# TASK DETAILS:
Copy each line of the data below with the word "Aussagen".

# RECORD LIST:
+--

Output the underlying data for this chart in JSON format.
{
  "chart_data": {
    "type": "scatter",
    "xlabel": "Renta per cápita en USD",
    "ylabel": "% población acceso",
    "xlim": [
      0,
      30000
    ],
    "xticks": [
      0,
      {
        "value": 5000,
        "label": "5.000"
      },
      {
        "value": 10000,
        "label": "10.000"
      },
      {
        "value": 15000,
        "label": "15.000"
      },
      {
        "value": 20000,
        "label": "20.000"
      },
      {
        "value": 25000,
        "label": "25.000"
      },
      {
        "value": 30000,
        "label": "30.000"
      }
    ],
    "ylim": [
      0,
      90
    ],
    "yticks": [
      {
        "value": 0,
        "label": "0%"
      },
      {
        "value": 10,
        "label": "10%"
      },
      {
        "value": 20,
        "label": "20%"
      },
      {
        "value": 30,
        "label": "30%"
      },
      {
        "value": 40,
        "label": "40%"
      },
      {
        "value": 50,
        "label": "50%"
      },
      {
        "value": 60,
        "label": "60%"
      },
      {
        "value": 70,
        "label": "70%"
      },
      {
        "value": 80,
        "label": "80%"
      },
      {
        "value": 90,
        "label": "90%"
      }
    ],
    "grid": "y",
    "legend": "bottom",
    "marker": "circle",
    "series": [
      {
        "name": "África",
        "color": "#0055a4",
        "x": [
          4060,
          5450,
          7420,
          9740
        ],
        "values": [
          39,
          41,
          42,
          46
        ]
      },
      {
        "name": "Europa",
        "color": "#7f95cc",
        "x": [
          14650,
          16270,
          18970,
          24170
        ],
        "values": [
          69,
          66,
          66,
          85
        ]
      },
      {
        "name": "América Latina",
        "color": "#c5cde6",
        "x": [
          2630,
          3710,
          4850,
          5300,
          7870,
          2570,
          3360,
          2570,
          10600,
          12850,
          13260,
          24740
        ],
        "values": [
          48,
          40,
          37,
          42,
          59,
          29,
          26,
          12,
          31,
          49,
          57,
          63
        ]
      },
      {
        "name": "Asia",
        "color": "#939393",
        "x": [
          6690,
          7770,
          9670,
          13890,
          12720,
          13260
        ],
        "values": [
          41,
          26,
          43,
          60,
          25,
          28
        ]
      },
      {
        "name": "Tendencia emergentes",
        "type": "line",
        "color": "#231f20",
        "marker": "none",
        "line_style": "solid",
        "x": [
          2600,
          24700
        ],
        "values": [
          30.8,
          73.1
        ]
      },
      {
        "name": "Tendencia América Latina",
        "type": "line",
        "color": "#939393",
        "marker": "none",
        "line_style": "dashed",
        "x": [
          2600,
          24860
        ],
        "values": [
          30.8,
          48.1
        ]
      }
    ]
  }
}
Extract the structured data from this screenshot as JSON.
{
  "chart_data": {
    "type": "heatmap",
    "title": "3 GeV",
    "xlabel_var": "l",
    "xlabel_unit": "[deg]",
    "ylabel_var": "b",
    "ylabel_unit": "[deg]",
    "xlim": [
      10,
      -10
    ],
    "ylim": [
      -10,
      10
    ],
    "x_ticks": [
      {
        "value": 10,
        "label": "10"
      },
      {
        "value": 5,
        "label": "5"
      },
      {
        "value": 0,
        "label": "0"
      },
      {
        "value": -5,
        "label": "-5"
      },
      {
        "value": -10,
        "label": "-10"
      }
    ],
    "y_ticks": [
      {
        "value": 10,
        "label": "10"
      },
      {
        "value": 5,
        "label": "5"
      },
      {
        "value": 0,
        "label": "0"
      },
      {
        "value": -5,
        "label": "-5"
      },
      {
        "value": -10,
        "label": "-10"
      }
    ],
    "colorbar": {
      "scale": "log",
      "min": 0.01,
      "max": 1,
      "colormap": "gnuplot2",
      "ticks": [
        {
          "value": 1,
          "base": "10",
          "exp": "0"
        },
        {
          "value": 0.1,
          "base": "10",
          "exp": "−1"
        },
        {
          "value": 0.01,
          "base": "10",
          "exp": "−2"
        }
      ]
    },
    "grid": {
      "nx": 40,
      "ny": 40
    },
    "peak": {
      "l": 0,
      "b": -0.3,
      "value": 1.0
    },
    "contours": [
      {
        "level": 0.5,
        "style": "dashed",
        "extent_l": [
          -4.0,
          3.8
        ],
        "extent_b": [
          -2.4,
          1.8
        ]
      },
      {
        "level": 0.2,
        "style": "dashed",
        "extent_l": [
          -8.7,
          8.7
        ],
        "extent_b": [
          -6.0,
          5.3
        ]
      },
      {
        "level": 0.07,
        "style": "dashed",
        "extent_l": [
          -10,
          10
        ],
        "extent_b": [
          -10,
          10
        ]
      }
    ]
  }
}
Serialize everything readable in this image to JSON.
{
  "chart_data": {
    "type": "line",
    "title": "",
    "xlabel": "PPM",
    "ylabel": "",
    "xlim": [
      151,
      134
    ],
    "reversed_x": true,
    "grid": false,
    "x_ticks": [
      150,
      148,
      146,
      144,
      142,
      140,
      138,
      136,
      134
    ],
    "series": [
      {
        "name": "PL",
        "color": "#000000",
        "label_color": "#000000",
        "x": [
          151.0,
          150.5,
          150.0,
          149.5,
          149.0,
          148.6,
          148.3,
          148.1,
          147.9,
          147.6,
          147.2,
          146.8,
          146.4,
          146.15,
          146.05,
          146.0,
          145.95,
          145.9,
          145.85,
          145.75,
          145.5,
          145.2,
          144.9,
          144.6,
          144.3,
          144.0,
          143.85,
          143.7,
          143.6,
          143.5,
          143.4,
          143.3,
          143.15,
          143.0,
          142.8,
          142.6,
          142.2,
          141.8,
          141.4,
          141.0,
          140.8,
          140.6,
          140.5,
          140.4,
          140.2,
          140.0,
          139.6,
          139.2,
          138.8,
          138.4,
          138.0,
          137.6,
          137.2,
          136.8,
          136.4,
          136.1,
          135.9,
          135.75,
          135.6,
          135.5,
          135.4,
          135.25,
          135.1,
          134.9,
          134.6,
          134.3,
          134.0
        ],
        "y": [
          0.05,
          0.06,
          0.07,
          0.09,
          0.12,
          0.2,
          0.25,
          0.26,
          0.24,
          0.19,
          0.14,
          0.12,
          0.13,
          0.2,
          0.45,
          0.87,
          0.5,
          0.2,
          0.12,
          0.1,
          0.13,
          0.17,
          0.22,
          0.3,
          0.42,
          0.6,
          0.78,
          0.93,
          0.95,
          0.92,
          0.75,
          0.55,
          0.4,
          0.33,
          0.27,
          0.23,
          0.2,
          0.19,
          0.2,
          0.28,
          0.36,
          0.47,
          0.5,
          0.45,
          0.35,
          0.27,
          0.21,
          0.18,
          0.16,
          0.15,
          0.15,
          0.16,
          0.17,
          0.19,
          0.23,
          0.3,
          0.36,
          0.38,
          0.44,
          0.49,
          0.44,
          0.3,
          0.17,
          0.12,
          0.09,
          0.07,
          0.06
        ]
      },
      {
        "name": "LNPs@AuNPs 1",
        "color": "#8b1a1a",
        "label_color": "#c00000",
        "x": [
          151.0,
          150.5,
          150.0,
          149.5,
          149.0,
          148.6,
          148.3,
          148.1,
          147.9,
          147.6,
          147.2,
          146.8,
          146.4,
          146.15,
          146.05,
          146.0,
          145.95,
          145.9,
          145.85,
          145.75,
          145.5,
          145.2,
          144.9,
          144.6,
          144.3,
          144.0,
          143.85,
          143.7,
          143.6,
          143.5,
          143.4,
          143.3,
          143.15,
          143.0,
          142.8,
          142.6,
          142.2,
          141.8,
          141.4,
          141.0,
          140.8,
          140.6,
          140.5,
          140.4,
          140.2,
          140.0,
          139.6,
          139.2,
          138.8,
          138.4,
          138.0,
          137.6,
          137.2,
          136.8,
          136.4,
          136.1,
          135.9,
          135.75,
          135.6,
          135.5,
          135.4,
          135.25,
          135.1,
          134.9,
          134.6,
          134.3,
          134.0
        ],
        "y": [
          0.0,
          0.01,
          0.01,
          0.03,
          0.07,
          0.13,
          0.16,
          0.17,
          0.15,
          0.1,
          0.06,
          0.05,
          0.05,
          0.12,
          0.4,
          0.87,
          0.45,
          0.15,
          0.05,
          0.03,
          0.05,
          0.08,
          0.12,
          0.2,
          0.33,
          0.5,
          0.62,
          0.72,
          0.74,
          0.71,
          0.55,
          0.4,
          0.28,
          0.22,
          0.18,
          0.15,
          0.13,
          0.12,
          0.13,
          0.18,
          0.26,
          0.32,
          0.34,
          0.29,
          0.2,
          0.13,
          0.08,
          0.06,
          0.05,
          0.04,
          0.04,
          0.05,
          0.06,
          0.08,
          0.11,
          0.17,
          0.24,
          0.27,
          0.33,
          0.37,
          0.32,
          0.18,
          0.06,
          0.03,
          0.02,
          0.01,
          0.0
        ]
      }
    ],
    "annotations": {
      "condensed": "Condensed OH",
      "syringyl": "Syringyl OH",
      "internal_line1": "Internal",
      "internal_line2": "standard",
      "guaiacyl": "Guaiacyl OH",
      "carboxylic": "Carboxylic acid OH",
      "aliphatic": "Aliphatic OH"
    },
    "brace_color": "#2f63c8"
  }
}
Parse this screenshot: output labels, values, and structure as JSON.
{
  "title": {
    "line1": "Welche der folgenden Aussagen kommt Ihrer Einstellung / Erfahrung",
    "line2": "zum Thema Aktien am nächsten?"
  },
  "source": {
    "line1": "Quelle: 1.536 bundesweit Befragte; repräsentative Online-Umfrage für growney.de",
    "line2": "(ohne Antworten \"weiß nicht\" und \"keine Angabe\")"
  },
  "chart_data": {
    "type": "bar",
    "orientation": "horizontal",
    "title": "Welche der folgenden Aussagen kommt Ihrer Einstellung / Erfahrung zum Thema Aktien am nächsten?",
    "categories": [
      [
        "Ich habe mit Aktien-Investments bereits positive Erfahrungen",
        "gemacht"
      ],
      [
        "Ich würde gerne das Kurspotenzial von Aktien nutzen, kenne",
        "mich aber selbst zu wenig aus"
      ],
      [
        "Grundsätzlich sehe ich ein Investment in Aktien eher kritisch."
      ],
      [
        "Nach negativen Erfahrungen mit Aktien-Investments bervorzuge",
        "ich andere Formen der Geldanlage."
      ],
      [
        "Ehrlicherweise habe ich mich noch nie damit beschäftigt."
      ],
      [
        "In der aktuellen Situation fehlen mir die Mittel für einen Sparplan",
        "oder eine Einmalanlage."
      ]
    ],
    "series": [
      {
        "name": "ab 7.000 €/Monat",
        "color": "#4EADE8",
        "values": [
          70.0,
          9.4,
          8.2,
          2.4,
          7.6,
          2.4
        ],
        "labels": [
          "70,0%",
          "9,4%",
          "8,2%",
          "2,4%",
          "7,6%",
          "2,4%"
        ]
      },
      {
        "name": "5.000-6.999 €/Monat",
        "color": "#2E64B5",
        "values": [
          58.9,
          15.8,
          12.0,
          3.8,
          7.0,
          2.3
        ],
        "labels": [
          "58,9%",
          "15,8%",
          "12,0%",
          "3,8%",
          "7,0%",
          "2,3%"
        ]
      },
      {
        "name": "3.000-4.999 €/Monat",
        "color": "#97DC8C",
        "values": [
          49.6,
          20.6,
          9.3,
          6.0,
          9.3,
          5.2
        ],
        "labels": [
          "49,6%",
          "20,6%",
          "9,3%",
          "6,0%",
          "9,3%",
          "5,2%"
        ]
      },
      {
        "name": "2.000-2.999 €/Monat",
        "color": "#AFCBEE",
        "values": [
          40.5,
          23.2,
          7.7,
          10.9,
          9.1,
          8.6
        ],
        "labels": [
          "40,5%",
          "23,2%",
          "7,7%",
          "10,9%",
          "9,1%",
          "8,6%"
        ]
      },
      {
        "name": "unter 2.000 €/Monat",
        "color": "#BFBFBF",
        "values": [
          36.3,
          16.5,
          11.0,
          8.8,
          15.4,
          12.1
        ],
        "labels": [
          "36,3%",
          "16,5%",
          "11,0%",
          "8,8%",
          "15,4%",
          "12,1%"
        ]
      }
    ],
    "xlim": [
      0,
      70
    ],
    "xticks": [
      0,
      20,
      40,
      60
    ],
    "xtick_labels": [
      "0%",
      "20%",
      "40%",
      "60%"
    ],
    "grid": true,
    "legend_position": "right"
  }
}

+--

# WRITTEN RESPONSE:
    "line1": "Welche der folgenden Aussagen kommt Ihrer Einstellung / Erfahrung",
    "title": "Welche der folgenden Aussagen kommt Ihrer Einstellung / Erfahrung zum Thema Aktien am nächsten?",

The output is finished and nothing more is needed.